══ DATA SHOWN ══

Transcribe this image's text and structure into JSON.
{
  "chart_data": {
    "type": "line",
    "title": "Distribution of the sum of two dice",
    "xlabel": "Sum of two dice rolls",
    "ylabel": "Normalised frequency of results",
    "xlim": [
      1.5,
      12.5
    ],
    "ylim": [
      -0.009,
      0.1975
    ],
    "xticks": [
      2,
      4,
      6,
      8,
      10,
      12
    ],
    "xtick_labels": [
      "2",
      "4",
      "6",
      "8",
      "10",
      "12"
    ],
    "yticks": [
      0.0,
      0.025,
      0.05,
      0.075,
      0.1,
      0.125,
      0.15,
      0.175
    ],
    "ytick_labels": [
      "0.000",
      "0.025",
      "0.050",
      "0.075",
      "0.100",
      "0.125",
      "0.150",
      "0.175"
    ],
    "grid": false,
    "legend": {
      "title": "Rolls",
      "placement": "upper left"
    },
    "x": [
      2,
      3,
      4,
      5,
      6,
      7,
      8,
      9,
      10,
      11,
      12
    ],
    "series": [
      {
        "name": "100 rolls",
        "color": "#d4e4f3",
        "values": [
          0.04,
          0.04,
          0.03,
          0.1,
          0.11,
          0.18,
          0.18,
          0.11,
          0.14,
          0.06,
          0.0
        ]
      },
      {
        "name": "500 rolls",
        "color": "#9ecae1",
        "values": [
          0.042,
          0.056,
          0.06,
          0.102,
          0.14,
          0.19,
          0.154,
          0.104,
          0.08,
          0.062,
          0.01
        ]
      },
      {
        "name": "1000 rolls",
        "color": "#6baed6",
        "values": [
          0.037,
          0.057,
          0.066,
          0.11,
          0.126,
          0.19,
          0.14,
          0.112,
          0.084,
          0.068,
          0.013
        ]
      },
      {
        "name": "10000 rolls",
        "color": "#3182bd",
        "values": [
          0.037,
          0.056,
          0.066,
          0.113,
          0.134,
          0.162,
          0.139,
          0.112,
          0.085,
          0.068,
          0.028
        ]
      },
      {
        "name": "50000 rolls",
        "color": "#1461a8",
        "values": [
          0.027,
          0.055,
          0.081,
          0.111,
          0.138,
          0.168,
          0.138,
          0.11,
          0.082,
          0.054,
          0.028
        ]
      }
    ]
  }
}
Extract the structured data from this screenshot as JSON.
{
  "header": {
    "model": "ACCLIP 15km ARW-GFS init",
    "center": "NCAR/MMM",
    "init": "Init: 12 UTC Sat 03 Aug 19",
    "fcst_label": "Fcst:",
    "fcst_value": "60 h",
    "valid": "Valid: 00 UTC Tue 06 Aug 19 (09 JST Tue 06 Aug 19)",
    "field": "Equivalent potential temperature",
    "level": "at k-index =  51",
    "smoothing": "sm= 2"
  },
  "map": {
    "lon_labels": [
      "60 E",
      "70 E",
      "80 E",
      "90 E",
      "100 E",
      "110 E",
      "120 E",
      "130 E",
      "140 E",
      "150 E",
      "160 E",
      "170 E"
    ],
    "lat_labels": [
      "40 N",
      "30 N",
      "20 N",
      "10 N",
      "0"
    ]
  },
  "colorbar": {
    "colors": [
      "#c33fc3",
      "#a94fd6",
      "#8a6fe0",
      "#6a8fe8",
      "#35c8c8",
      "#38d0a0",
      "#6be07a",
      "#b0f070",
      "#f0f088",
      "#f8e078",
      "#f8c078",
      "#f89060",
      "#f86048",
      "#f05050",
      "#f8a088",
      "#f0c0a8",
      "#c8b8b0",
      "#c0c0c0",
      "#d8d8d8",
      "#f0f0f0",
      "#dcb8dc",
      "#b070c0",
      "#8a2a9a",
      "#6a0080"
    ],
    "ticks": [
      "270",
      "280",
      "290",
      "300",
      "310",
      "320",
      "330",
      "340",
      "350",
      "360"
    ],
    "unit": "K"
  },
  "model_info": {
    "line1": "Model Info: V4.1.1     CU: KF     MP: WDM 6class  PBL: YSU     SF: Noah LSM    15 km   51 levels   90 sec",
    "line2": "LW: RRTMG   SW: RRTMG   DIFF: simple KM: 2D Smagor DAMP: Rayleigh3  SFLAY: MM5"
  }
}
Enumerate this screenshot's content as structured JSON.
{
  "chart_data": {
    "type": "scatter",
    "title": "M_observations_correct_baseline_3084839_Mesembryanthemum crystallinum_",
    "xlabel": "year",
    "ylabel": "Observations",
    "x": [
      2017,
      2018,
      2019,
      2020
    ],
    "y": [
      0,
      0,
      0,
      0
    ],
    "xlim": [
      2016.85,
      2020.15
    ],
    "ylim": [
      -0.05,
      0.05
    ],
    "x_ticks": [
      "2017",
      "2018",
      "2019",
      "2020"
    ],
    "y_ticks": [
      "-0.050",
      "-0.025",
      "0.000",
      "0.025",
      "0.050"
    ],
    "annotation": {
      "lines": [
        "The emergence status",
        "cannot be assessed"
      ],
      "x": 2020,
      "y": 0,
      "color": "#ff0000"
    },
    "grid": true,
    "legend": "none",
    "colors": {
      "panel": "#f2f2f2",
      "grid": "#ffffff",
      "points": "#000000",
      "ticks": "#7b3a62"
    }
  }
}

═══

Using the records above, please retype only the run of lines from the line holding "Enumerate this screenshot's" through the last line, both ends included.

Enumerate this screenshot's content as structured JSON.
{
  "chart_data": {
    "type": "scatter",
    "title": "M_observations_correct_baseline_3084839_Mesembryanthemum crystallinum_",
    "xlabel": "year",
    "ylabel": "Observations",
    "x": [
      2017,
      2018,
      2019,
      2020
    ],
    "y": [
      0,
      0,
      0,
      0
    ],
    "xlim": [
      2016.85,
      2020.15
    ],
    "ylim": [
      -0.05,
      0.05
    ],
    "x_ticks": [
      "2017",
      "2018",
      "2019",
      "2020"
    ],
    "y_ticks": [
      "-0.050",
      "-0.025",
      "0.000",
      "0.025",
      "0.050"
    ],
    "annotation": {
      "lines": [
        "The emergence status",
        "cannot be assessed"
      ],
      "x": 2020,
      "y": 0,
      "color": "#ff0000"
    },
    "grid": true,
    "legend": "none",
    "colors": {
      "panel": "#f2f2f2",
      "grid": "#ffffff",
      "points": "#000000",
      "ticks": "#7b3a62"
    }
  }
}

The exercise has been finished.